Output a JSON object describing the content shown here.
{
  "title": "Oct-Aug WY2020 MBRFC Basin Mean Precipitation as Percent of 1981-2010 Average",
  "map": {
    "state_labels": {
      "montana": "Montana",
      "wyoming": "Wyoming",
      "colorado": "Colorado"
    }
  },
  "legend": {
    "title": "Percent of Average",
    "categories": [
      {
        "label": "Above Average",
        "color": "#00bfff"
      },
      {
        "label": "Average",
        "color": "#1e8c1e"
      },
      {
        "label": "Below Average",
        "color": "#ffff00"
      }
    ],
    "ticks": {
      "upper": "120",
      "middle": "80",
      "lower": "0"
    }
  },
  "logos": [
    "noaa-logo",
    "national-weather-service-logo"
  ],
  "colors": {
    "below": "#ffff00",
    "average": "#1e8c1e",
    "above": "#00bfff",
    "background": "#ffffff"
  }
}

**Written request**
Write out the whole listing again, exactly as it stands.

**Task solution**
Output a JSON object describing the content shown here.
{
  "title": "Oct-Aug WY2020 MBRFC Basin Mean Precipitation as Percent of 1981-2010 Average",
  "map": {
    "state_labels": {
      "montana": "Montana",
      "wyoming": "Wyoming",
      "colorado": "Colorado"
    }
  },
  "legend": {
    "title": "Percent of Average",
    "categories": [
      {
        "label": "Above Average",
        "color": "#00bfff"
      },
      {
        "label": "Average",
        "color": "#1e8c1e"
      },
      {
        "label": "Below Average",
        "color": "#ffff00"
      }
    ],
    "ticks": {
      "upper": "120",
      "middle": "80",
      "lower": "0"
    }
  },
  "logos": [
    "noaa-logo",
    "national-weather-service-logo"
  ],
  "colors": {
    "below": "#ffff00",
    "average": "#1e8c1e",
    "above": "#00bfff",
    "background": "#ffffff"
  }
}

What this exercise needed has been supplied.